Your goal: Copy each line that contains the word "Daily".

(Extracted records)
**********

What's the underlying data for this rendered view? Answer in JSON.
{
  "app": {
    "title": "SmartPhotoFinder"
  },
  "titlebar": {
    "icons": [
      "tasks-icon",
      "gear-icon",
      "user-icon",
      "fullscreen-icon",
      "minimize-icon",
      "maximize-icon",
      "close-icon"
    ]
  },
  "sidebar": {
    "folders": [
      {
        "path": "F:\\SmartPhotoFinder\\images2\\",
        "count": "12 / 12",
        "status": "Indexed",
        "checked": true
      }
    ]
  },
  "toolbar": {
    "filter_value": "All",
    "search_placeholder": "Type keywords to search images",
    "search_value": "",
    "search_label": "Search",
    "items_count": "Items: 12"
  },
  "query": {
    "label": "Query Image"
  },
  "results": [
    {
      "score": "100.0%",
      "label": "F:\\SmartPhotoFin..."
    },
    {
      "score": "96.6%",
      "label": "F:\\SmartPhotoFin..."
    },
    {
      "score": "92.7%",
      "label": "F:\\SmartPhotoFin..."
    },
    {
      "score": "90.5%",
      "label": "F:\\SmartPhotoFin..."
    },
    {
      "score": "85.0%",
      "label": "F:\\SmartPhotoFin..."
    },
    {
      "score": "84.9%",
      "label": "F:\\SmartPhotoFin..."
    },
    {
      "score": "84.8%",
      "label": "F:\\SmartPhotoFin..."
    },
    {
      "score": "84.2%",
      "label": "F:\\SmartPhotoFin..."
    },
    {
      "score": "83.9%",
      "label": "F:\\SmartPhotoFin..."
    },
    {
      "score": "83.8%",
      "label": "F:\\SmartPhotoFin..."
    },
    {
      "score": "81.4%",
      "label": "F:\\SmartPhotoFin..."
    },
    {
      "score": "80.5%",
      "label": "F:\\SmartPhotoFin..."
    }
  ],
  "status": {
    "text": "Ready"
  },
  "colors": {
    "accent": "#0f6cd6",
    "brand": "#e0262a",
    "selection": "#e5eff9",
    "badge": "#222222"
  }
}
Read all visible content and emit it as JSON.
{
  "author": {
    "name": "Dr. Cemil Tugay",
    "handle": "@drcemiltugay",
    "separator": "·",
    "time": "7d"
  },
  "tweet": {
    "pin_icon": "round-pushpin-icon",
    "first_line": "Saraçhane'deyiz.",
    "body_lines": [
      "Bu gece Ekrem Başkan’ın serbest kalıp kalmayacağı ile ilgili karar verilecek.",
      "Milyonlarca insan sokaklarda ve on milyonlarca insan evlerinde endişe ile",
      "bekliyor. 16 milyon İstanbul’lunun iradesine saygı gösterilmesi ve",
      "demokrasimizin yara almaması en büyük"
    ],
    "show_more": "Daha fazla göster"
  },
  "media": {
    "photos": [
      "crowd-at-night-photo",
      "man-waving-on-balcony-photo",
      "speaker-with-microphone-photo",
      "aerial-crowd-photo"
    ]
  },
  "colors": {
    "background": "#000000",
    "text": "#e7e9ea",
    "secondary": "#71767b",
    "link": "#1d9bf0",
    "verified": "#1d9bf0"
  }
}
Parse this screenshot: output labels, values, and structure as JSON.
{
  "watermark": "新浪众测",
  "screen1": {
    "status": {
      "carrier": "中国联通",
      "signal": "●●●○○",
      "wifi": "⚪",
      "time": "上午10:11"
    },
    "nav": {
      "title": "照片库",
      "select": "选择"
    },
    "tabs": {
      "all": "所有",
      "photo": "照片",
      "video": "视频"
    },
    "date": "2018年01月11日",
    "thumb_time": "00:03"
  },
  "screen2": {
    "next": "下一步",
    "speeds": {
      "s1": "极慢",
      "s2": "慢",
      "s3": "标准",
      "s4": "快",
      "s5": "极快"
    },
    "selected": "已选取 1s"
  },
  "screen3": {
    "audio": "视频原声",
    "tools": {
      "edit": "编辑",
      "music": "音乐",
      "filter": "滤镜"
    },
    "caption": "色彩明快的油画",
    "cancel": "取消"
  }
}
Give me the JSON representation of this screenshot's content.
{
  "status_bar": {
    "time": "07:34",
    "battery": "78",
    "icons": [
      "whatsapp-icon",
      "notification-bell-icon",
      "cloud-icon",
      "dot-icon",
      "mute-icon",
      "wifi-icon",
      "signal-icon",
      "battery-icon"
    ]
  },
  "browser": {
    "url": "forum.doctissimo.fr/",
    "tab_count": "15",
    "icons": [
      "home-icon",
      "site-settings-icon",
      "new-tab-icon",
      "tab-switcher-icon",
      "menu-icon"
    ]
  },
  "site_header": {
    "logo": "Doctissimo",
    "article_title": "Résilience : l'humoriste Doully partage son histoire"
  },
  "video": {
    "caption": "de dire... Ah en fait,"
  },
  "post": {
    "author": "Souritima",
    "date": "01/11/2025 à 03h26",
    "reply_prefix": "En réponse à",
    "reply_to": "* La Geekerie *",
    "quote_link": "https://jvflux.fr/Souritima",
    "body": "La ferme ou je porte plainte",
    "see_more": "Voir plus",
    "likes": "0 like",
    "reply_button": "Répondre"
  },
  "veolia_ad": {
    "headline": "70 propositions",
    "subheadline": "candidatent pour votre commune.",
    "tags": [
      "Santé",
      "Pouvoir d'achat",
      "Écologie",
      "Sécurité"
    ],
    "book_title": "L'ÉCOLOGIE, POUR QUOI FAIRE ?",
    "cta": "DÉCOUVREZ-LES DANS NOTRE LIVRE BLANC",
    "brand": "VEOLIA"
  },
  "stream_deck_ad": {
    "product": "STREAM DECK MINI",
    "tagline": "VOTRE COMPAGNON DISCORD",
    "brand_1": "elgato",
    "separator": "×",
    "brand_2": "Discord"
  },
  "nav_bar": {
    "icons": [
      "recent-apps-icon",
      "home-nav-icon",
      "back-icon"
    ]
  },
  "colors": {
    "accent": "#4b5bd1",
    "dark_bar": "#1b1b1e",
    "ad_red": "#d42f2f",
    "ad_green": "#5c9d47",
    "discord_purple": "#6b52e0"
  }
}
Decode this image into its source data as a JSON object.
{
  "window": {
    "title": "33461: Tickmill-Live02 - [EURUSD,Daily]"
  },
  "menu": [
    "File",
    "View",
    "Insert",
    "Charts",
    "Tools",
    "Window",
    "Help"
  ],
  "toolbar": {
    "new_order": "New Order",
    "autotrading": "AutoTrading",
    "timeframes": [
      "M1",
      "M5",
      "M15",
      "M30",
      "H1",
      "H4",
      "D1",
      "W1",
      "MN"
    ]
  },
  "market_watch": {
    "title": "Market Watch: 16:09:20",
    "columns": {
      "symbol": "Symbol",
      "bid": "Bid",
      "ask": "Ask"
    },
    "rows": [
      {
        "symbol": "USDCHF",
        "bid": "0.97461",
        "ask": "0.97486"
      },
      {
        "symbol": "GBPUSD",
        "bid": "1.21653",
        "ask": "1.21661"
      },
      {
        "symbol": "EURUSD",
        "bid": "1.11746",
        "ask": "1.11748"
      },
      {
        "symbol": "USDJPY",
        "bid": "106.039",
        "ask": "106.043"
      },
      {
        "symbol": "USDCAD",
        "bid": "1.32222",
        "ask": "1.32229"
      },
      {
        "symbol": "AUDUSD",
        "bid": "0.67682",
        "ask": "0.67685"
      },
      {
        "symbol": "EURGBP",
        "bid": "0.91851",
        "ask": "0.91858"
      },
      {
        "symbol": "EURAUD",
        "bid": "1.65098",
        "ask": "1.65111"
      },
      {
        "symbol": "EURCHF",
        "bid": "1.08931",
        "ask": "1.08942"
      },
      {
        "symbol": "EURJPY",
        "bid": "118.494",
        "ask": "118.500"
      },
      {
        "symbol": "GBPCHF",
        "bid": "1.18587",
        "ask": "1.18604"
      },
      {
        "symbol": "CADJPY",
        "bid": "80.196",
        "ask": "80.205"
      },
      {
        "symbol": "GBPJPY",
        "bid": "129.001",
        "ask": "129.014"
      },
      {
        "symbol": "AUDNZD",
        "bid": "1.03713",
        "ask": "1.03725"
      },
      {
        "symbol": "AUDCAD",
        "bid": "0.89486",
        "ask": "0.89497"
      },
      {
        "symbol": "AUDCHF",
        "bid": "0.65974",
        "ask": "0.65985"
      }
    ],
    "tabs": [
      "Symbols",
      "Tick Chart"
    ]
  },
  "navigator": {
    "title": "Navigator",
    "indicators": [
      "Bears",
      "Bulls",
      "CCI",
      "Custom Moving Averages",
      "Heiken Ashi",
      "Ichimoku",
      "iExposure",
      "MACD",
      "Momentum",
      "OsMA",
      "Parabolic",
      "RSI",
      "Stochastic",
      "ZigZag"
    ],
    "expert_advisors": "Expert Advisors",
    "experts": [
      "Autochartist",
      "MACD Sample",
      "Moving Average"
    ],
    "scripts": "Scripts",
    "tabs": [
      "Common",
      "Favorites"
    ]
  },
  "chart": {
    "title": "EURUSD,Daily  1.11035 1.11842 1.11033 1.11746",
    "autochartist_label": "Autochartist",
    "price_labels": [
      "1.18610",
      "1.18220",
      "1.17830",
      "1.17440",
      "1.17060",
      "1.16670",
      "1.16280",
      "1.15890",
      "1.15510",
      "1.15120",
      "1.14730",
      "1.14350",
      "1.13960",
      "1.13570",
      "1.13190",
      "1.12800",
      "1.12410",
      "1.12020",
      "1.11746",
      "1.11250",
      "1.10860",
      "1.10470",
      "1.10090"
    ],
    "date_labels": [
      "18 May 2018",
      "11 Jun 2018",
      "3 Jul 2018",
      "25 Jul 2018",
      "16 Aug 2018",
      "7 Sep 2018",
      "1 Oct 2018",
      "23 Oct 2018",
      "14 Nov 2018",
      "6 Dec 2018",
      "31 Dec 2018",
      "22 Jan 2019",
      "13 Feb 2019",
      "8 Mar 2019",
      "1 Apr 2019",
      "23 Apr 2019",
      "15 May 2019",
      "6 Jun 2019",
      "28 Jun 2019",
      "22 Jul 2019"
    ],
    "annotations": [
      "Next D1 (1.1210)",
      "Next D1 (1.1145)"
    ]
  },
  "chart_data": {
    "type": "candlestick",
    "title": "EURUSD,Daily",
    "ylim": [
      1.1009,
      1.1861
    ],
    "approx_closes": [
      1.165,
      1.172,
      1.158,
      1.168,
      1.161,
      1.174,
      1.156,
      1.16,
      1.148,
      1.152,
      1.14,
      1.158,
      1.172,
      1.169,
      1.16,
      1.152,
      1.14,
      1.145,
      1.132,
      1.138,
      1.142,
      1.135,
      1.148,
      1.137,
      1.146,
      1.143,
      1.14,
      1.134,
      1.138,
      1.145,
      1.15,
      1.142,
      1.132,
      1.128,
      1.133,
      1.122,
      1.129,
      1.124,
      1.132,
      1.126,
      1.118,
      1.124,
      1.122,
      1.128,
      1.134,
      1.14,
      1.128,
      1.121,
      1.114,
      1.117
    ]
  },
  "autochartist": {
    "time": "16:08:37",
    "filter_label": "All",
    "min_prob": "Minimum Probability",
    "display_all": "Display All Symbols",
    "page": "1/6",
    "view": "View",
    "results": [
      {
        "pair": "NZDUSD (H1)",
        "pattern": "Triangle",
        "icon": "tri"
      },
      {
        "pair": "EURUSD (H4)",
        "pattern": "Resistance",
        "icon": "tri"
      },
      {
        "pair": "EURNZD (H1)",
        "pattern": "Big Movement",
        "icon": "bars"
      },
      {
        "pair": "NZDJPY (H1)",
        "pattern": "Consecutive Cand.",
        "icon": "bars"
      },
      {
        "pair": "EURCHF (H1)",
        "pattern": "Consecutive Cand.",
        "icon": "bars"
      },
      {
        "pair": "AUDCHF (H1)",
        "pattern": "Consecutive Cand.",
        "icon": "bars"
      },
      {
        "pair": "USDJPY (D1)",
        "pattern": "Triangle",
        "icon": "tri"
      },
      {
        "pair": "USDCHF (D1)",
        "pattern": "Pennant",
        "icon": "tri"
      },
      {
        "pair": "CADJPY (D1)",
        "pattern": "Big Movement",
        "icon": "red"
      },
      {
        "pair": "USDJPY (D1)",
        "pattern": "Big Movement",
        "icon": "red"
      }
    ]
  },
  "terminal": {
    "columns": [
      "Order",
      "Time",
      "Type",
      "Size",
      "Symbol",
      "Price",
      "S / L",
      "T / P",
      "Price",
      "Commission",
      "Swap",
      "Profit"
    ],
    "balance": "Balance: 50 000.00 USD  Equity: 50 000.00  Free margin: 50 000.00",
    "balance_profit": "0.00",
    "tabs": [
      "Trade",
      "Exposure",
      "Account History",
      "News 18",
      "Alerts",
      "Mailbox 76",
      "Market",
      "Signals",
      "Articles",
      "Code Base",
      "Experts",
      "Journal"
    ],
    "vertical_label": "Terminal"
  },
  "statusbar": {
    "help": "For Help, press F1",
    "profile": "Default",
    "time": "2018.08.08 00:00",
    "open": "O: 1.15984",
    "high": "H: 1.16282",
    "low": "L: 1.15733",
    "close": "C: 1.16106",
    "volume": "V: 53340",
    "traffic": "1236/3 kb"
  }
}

**********

Answer for this exercise:
    "title": "33461: Tickmill-Live02 - [EURUSD,Daily]"
    "title": "EURUSD,Daily  1.11035 1.11842 1.11033 1.11746",
    "title": "EURUSD,Daily",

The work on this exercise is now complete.